[Collected data]
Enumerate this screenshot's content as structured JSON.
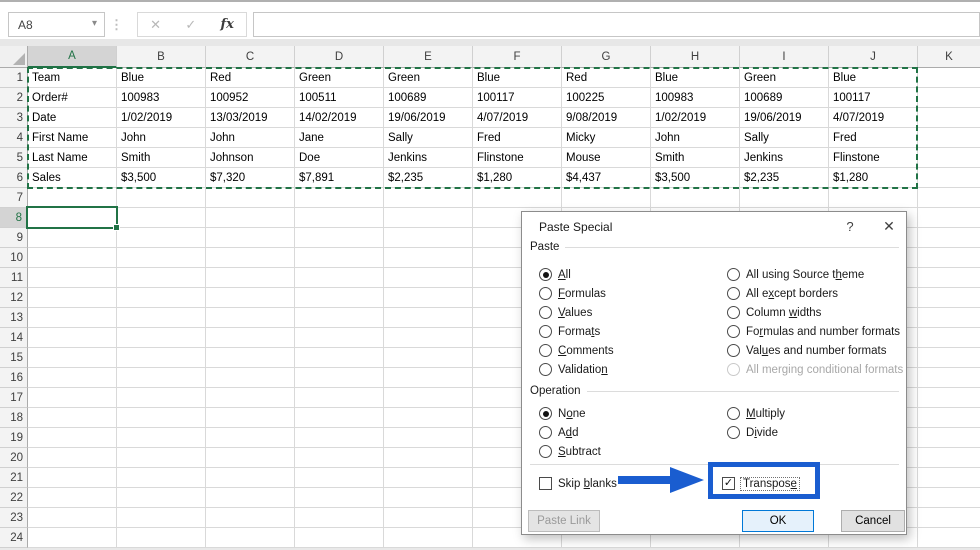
{
  "colors": {
    "excel_green": "#217346",
    "annotation_blue": "#1a5dd0",
    "ok_border_blue": "#0078d7"
  },
  "formula_bar": {
    "name_box_value": "A8",
    "dropdown_icon": "▾",
    "separator_icon": "⋮",
    "cancel_icon": "✕",
    "enter_icon": "✓",
    "fx_icon": "fx",
    "formula_value": ""
  },
  "grid": {
    "columns": [
      "A",
      "B",
      "C",
      "D",
      "E",
      "F",
      "G",
      "H",
      "I",
      "J",
      "K"
    ],
    "rows": [
      "1",
      "2",
      "3",
      "4",
      "5",
      "6",
      "7",
      "8",
      "9",
      "10",
      "11",
      "12",
      "13",
      "14",
      "15",
      "16",
      "17",
      "18",
      "19",
      "20",
      "21",
      "22",
      "23",
      "24"
    ],
    "selected_column": "A",
    "selected_row": "8",
    "selected_cell": "A8",
    "copied_range": "A1:J6",
    "data": [
      [
        "Team",
        "Blue",
        "Red",
        "Green",
        "Green",
        "Blue",
        "Red",
        "Blue",
        "Green",
        "Blue"
      ],
      [
        "Order#",
        "100983",
        "100952",
        "100511",
        "100689",
        "100117",
        "100225",
        "100983",
        "100689",
        "100117"
      ],
      [
        "Date",
        "1/02/2019",
        "13/03/2019",
        "14/02/2019",
        "19/06/2019",
        "4/07/2019",
        "9/08/2019",
        "1/02/2019",
        "19/06/2019",
        "4/07/2019"
      ],
      [
        "First Name",
        "John",
        "John",
        "Jane",
        "Sally",
        "Fred",
        "Micky",
        "John",
        "Sally",
        "Fred"
      ],
      [
        "Last Name",
        "Smith",
        "Johnson",
        "Doe",
        "Jenkins",
        "Flinstone",
        "Mouse",
        "Smith",
        "Jenkins",
        "Flinstone"
      ],
      [
        "Sales",
        "$3,500",
        "$7,320",
        "$7,891",
        "$2,235",
        "$1,280",
        "$4,437",
        "$3,500",
        "$2,235",
        "$1,280"
      ]
    ]
  },
  "dialog": {
    "title": "Paste Special",
    "help_icon": "?",
    "close_icon": "✕",
    "paste_group": {
      "label": "Paste",
      "left": [
        {
          "label": "All",
          "accel": 0,
          "selected": true
        },
        {
          "label": "Formulas",
          "accel": 0
        },
        {
          "label": "Values",
          "accel": 0
        },
        {
          "label": "Formats",
          "accel": 5
        },
        {
          "label": "Comments",
          "accel": 0
        },
        {
          "label": "Validation",
          "accel": 9
        }
      ],
      "right": [
        {
          "label": "All using Source theme",
          "accel": 18
        },
        {
          "label": "All except borders",
          "accel": 5
        },
        {
          "label": "Column widths",
          "accel": 7
        },
        {
          "label": "Formulas and number formats",
          "accel": 2
        },
        {
          "label": "Values and number formats",
          "accel": 3
        },
        {
          "label": "All merging conditional formats",
          "accel": -1,
          "disabled": true
        }
      ]
    },
    "operation_group": {
      "label": "Operation",
      "left": [
        {
          "label": "None",
          "accel": 1,
          "selected": true
        },
        {
          "label": "Add",
          "accel": 1
        },
        {
          "label": "Subtract",
          "accel": 0
        }
      ],
      "right": [
        {
          "label": "Multiply",
          "accel": 0
        },
        {
          "label": "Divide",
          "accel": 1
        }
      ]
    },
    "skip_blanks": {
      "label": "Skip blanks",
      "accel": 5,
      "checked": false
    },
    "transpose": {
      "label": "Transpose",
      "accel": 8,
      "checked": true
    },
    "buttons": {
      "paste_link": "Paste Link",
      "ok": "OK",
      "cancel": "Cancel"
    }
  }
}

- **Exercise requirements**
Take every line from the records above that has the word "true" and copy it.

- **Task response**
          "selected": true
          "disabled": true
          "selected": true
      "checked": true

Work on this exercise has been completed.